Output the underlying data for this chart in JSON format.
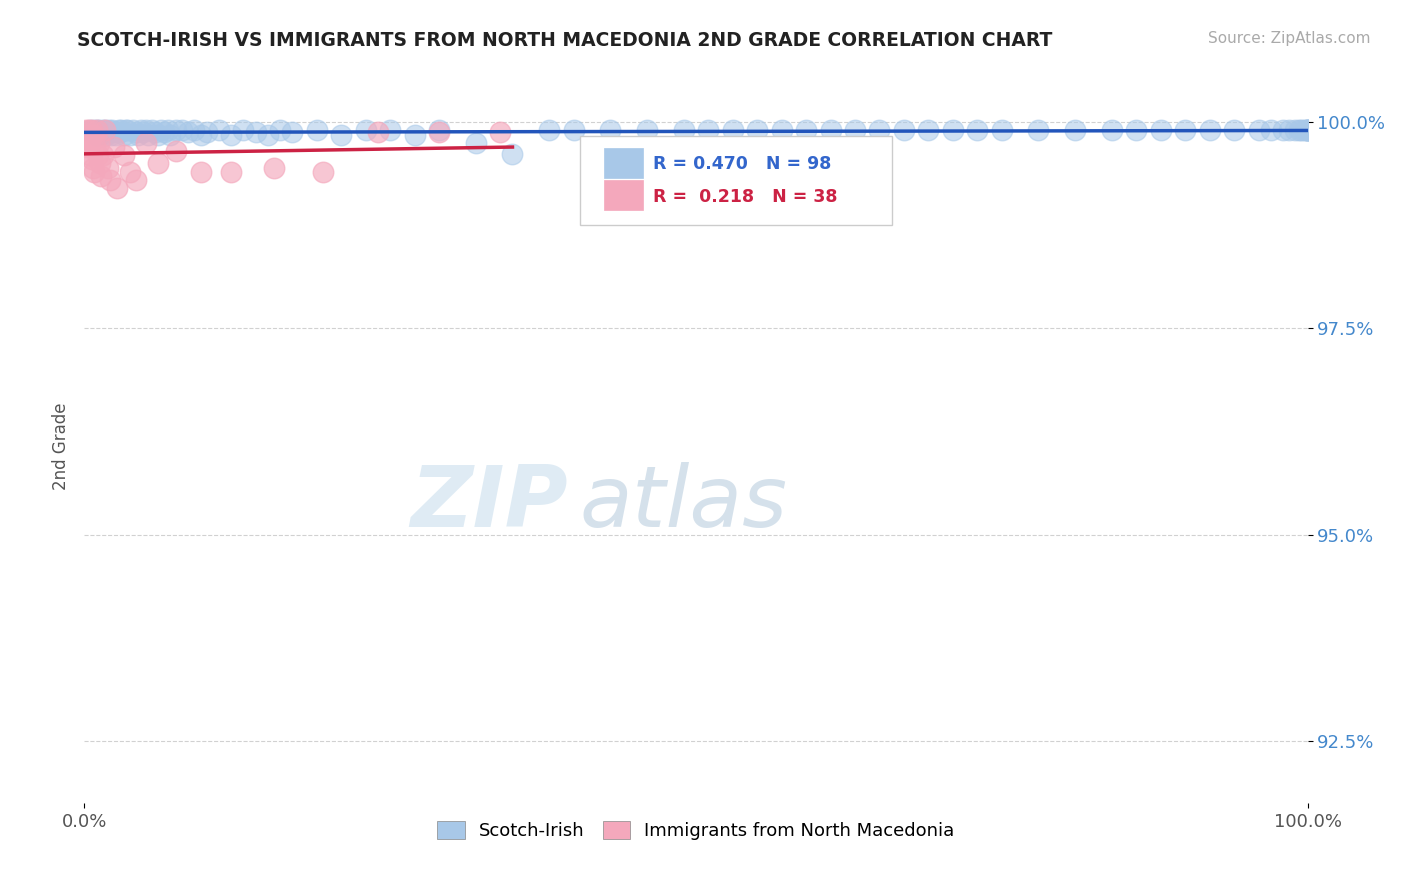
{
  "title": "SCOTCH-IRISH VS IMMIGRANTS FROM NORTH MACEDONIA 2ND GRADE CORRELATION CHART",
  "source_text": "Source: ZipAtlas.com",
  "ylabel": "2nd Grade",
  "xmin": 0.0,
  "xmax": 1.0,
  "ymin": 0.9175,
  "ymax": 1.004,
  "yticks": [
    0.925,
    0.95,
    0.975,
    1.0
  ],
  "ytick_labels": [
    "92.5%",
    "95.0%",
    "97.5%",
    "100.0%"
  ],
  "xticks": [
    0.0,
    1.0
  ],
  "xtick_labels": [
    "0.0%",
    "100.0%"
  ],
  "blue_color": "#a8c8e8",
  "pink_color": "#f4a8bc",
  "blue_line_color": "#2255bb",
  "pink_line_color": "#cc2244",
  "R_blue": 0.47,
  "N_blue": 98,
  "R_pink": 0.218,
  "N_pink": 38,
  "watermark_zip": "ZIP",
  "watermark_atlas": "atlas",
  "background_color": "#ffffff",
  "grid_color": "#cccccc",
  "blue_x": [
    0.005,
    0.008,
    0.01,
    0.01,
    0.012,
    0.013,
    0.015,
    0.016,
    0.017,
    0.018,
    0.02,
    0.021,
    0.022,
    0.023,
    0.025,
    0.026,
    0.028,
    0.029,
    0.03,
    0.032,
    0.034,
    0.035,
    0.037,
    0.04,
    0.042,
    0.044,
    0.046,
    0.048,
    0.05,
    0.052,
    0.055,
    0.058,
    0.06,
    0.063,
    0.065,
    0.068,
    0.07,
    0.075,
    0.08,
    0.085,
    0.09,
    0.095,
    0.1,
    0.11,
    0.12,
    0.13,
    0.14,
    0.15,
    0.16,
    0.17,
    0.19,
    0.21,
    0.23,
    0.25,
    0.27,
    0.29,
    0.32,
    0.35,
    0.38,
    0.4,
    0.43,
    0.46,
    0.49,
    0.51,
    0.53,
    0.55,
    0.57,
    0.59,
    0.61,
    0.63,
    0.65,
    0.67,
    0.69,
    0.71,
    0.73,
    0.75,
    0.78,
    0.81,
    0.84,
    0.86,
    0.88,
    0.9,
    0.92,
    0.94,
    0.96,
    0.97,
    0.98,
    0.985,
    0.99,
    0.993,
    0.995,
    0.997,
    0.999,
    1.0,
    1.0,
    1.0,
    1.0,
    1.0
  ],
  "blue_y": [
    0.999,
    0.999,
    0.999,
    0.9985,
    0.999,
    0.9988,
    0.999,
    0.9987,
    0.999,
    0.9985,
    0.999,
    0.9988,
    0.9985,
    0.999,
    0.9988,
    0.9985,
    0.999,
    0.9988,
    0.999,
    0.9985,
    0.999,
    0.999,
    0.9985,
    0.999,
    0.9988,
    0.9985,
    0.999,
    0.9988,
    0.999,
    0.9985,
    0.999,
    0.9988,
    0.9985,
    0.999,
    0.9988,
    0.999,
    0.9985,
    0.999,
    0.999,
    0.9988,
    0.999,
    0.9985,
    0.9988,
    0.999,
    0.9985,
    0.999,
    0.9988,
    0.9985,
    0.999,
    0.9988,
    0.999,
    0.9985,
    0.999,
    0.999,
    0.9985,
    0.999,
    0.9975,
    0.9962,
    0.999,
    0.999,
    0.999,
    0.999,
    0.999,
    0.999,
    0.999,
    0.999,
    0.999,
    0.999,
    0.999,
    0.999,
    0.999,
    0.999,
    0.999,
    0.999,
    0.999,
    0.999,
    0.999,
    0.999,
    0.999,
    0.999,
    0.999,
    0.999,
    0.999,
    0.999,
    0.999,
    0.999,
    0.999,
    0.999,
    0.999,
    0.999,
    0.999,
    0.999,
    0.999,
    0.999,
    0.999,
    0.999,
    0.999,
    0.999
  ],
  "pink_x": [
    0.001,
    0.002,
    0.003,
    0.003,
    0.004,
    0.005,
    0.005,
    0.006,
    0.006,
    0.007,
    0.007,
    0.008,
    0.008,
    0.009,
    0.01,
    0.011,
    0.012,
    0.013,
    0.014,
    0.015,
    0.017,
    0.019,
    0.021,
    0.024,
    0.027,
    0.032,
    0.037,
    0.042,
    0.05,
    0.06,
    0.075,
    0.095,
    0.12,
    0.155,
    0.195,
    0.24,
    0.29,
    0.34
  ],
  "pink_y": [
    0.999,
    0.9985,
    0.998,
    0.997,
    0.999,
    0.9975,
    0.996,
    0.999,
    0.9955,
    0.9985,
    0.9945,
    0.998,
    0.994,
    0.997,
    0.999,
    0.996,
    0.9975,
    0.995,
    0.9935,
    0.996,
    0.999,
    0.9945,
    0.993,
    0.997,
    0.992,
    0.996,
    0.994,
    0.993,
    0.9975,
    0.995,
    0.9965,
    0.994,
    0.994,
    0.9945,
    0.994,
    0.9988,
    0.9988,
    0.9988
  ]
}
---
**Aim:** Each line above is to be copied verbatim. Drop any image from the copy.

**Worked answer:**
Output the underlying data for this chart in JSON format.
{
  "title": "SCOTCH-IRISH VS IMMIGRANTS FROM NORTH MACEDONIA 2ND GRADE CORRELATION CHART",
  "source_text": "Source: ZipAtlas.com",
  "ylabel": "2nd Grade",
  "xmin": 0.0,
  "xmax": 1.0,
  "ymin": 0.9175,
  "ymax": 1.004,
  "yticks": [
    0.925,
    0.95,
    0.975,
    1.0
  ],
  "ytick_labels": [
    "92.5%",
    "95.0%",
    "97.5%",
    "100.0%"
  ],
  "xticks": [
    0.0,
    1.0
  ],
  "xtick_labels": [
    "0.0%",
    "100.0%"
  ],
  "blue_color": "#a8c8e8",
  "pink_color": "#f4a8bc",
  "blue_line_color": "#2255bb",
  "pink_line_color": "#cc2244",
  "R_blue": 0.47,
  "N_blue": 98,
  "R_pink": 0.218,
  "N_pink": 38,
  "watermark_zip": "ZIP",
  "watermark_atlas": "atlas",
  "background_color": "#ffffff",
  "grid_color": "#cccccc",
  "blue_x": [
    0.005,
    0.008,
    0.01,
    0.01,
    0.012,
    0.013,
    0.015,
    0.016,
    0.017,
    0.018,
    0.02,
    0.021,
    0.022,
    0.023,
    0.025,
    0.026,
    0.028,
    0.029,
    0.03,
    0.032,
    0.034,
    0.035,
    0.037,
    0.04,
    0.042,
    0.044,
    0.046,
    0.048,
    0.05,
    0.052,
    0.055,
    0.058,
    0.06,
    0.063,
    0.065,
    0.068,
    0.07,
    0.075,
    0.08,
    0.085,
    0.09,
    0.095,
    0.1,
    0.11,
    0.12,
    0.13,
    0.14,
    0.15,
    0.16,
    0.17,
    0.19,
    0.21,
    0.23,
    0.25,
    0.27,
    0.29,
    0.32,
    0.35,
    0.38,
    0.4,
    0.43,
    0.46,
    0.49,
    0.51,
    0.53,
    0.55,
    0.57,
    0.59,
    0.61,
    0.63,
    0.65,
    0.67,
    0.69,
    0.71,
    0.73,
    0.75,
    0.78,
    0.81,
    0.84,
    0.86,
    0.88,
    0.9,
    0.92,
    0.94,
    0.96,
    0.97,
    0.98,
    0.985,
    0.99,
    0.993,
    0.995,
    0.997,
    0.999,
    1.0,
    1.0,
    1.0,
    1.0,
    1.0
  ],
  "blue_y": [
    0.999,
    0.999,
    0.999,
    0.9985,
    0.999,
    0.9988,
    0.999,
    0.9987,
    0.999,
    0.9985,
    0.999,
    0.9988,
    0.9985,
    0.999,
    0.9988,
    0.9985,
    0.999,
    0.9988,
    0.999,
    0.9985,
    0.999,
    0.999,
    0.9985,
    0.999,
    0.9988,
    0.9985,
    0.999,
    0.9988,
    0.999,
    0.9985,
    0.999,
    0.9988,
    0.9985,
    0.999,
    0.9988,
    0.999,
    0.9985,
    0.999,
    0.999,
    0.9988,
    0.999,
    0.9985,
    0.9988,
    0.999,
    0.9985,
    0.999,
    0.9988,
    0.9985,
    0.999,
    0.9988,
    0.999,
    0.9985,
    0.999,
    0.999,
    0.9985,
    0.999,
    0.9975,
    0.9962,
    0.999,
    0.999,
    0.999,
    0.999,
    0.999,
    0.999,
    0.999,
    0.999,
    0.999,
    0.999,
    0.999,
    0.999,
    0.999,
    0.999,
    0.999,
    0.999,
    0.999,
    0.999,
    0.999,
    0.999,
    0.999,
    0.999,
    0.999,
    0.999,
    0.999,
    0.999,
    0.999,
    0.999,
    0.999,
    0.999,
    0.999,
    0.999,
    0.999,
    0.999,
    0.999,
    0.999,
    0.999,
    0.999,
    0.999,
    0.999
  ],
  "pink_x": [
    0.001,
    0.002,
    0.003,
    0.003,
    0.004,
    0.005,
    0.005,
    0.006,
    0.006,
    0.007,
    0.007,
    0.008,
    0.008,
    0.009,
    0.01,
    0.011,
    0.012,
    0.013,
    0.014,
    0.015,
    0.017,
    0.019,
    0.021,
    0.024,
    0.027,
    0.032,
    0.037,
    0.042,
    0.05,
    0.06,
    0.075,
    0.095,
    0.12,
    0.155,
    0.195,
    0.24,
    0.29,
    0.34
  ],
  "pink_y": [
    0.999,
    0.9985,
    0.998,
    0.997,
    0.999,
    0.9975,
    0.996,
    0.999,
    0.9955,
    0.9985,
    0.9945,
    0.998,
    0.994,
    0.997,
    0.999,
    0.996,
    0.9975,
    0.995,
    0.9935,
    0.996,
    0.999,
    0.9945,
    0.993,
    0.997,
    0.992,
    0.996,
    0.994,
    0.993,
    0.9975,
    0.995,
    0.9965,
    0.994,
    0.994,
    0.9945,
    0.994,
    0.9988,
    0.9988,
    0.9988
  ]
}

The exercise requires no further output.